### Supplied records

•••

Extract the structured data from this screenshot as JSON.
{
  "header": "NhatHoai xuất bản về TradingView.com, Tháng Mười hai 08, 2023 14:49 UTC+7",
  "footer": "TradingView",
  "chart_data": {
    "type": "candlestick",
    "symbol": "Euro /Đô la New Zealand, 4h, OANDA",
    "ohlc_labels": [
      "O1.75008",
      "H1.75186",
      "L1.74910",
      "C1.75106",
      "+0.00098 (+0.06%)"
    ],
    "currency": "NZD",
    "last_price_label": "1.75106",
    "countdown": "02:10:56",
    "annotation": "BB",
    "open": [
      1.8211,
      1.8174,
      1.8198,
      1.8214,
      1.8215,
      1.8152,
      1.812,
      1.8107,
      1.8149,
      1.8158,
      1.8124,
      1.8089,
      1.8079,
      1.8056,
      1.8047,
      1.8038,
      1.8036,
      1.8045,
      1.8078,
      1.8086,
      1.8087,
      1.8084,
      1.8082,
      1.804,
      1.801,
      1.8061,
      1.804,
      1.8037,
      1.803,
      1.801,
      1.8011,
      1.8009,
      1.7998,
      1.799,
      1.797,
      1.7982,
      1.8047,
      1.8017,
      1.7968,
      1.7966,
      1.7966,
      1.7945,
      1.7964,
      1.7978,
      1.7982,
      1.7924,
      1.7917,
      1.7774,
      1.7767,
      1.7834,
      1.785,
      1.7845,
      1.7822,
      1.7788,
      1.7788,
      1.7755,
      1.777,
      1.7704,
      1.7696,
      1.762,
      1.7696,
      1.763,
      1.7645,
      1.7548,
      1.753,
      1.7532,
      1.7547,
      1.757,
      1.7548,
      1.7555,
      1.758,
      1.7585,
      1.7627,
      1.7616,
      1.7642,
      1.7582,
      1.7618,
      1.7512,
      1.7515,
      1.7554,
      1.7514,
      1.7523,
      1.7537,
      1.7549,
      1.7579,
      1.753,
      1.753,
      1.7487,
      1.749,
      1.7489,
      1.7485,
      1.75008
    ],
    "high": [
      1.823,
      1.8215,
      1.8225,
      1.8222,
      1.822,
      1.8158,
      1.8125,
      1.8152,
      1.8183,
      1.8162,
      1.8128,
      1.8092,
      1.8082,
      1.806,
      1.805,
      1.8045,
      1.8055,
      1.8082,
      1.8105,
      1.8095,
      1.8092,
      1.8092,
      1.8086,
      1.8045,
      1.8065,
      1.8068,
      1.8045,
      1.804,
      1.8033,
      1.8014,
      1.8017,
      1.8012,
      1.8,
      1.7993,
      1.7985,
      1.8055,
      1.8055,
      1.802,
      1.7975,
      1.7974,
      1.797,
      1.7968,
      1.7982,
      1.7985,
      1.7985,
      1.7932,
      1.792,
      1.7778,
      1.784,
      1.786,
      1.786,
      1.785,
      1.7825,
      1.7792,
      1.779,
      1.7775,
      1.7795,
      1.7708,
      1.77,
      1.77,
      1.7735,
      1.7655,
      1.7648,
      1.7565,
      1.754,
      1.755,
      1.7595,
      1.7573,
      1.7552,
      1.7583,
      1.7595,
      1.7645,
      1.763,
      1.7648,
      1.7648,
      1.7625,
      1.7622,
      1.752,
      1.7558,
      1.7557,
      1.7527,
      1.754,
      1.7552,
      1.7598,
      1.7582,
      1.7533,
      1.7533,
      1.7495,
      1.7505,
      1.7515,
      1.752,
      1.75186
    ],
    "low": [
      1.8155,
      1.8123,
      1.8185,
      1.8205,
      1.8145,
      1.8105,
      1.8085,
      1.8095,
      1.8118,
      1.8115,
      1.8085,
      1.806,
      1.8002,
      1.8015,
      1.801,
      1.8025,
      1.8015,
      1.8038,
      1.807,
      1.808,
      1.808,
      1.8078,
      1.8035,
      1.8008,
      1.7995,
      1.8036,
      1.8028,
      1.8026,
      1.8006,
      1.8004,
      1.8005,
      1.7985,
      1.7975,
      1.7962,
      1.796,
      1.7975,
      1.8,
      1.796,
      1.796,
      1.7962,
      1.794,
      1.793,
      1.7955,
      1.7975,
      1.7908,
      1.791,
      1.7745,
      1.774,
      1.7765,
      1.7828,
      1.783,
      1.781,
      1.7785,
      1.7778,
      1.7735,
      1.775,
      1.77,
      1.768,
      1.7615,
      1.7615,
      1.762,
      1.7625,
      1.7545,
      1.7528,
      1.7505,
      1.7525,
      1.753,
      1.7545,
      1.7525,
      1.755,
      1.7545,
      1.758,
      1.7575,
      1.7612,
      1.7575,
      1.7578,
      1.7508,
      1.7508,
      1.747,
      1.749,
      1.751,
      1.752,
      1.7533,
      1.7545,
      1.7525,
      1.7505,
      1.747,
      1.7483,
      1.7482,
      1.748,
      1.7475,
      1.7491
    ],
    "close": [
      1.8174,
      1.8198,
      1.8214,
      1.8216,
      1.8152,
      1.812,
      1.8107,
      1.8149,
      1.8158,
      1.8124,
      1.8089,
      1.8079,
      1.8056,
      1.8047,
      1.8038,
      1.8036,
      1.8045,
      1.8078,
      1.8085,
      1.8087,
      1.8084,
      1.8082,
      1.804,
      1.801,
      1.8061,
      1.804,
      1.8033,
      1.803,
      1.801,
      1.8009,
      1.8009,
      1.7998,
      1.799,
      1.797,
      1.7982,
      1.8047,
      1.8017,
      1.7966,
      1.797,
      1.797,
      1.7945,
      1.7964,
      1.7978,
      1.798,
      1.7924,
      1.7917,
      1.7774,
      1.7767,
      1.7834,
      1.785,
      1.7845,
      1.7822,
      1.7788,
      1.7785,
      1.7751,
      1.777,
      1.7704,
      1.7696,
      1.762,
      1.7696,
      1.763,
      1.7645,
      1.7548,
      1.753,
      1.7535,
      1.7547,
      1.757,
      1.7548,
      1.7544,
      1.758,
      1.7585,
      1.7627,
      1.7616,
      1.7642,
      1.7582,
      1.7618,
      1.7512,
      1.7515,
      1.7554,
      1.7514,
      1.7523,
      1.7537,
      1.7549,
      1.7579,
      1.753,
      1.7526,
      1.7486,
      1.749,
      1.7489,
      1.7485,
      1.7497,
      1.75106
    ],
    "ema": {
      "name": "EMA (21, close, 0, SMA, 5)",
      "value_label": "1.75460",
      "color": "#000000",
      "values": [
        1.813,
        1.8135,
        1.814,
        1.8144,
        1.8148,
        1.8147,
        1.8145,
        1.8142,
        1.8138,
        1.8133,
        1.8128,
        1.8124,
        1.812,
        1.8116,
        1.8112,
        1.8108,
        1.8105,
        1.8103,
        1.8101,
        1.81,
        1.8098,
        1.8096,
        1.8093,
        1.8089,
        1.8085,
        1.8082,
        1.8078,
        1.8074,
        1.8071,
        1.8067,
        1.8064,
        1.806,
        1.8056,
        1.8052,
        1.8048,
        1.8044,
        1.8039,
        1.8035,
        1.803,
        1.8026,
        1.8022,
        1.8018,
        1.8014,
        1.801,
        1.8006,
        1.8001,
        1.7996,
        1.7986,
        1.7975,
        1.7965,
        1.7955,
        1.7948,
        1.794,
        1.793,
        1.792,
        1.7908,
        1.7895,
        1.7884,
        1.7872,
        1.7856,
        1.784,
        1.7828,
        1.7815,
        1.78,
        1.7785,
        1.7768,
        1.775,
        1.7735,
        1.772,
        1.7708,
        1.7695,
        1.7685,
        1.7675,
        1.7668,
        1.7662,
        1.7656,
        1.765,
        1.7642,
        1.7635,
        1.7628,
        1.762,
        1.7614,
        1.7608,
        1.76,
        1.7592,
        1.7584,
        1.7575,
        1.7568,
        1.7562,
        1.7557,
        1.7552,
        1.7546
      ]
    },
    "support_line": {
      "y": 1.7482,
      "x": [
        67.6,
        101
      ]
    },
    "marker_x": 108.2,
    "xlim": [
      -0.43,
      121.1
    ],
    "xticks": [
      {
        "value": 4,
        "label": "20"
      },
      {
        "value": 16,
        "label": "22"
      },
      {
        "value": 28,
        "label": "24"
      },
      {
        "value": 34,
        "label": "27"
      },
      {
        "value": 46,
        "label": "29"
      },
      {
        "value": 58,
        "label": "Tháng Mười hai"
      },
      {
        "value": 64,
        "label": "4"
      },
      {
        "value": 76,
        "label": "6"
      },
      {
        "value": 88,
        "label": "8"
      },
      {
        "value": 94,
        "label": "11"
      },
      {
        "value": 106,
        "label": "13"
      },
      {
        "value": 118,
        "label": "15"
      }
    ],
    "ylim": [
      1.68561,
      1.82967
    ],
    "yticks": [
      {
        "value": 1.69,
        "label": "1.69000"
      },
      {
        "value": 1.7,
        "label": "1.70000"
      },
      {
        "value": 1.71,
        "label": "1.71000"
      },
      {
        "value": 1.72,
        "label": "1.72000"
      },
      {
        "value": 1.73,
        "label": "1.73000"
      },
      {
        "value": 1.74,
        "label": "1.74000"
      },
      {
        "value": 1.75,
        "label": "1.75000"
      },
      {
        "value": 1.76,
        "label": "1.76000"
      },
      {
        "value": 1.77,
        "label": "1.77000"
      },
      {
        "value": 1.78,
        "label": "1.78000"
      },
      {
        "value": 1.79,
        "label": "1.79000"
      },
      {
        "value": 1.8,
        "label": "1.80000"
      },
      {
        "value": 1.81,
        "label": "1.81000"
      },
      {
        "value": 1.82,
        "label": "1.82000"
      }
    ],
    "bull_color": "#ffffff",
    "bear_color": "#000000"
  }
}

•••

### Required work
Which lines contain "Mười"? Copy each of them.

### Task output
  "header": "NhatHoai xuất bản về TradingView.com, Tháng Mười hai 08, 2023 14:49 UTC+7",
        "label": "Tháng Mười hai"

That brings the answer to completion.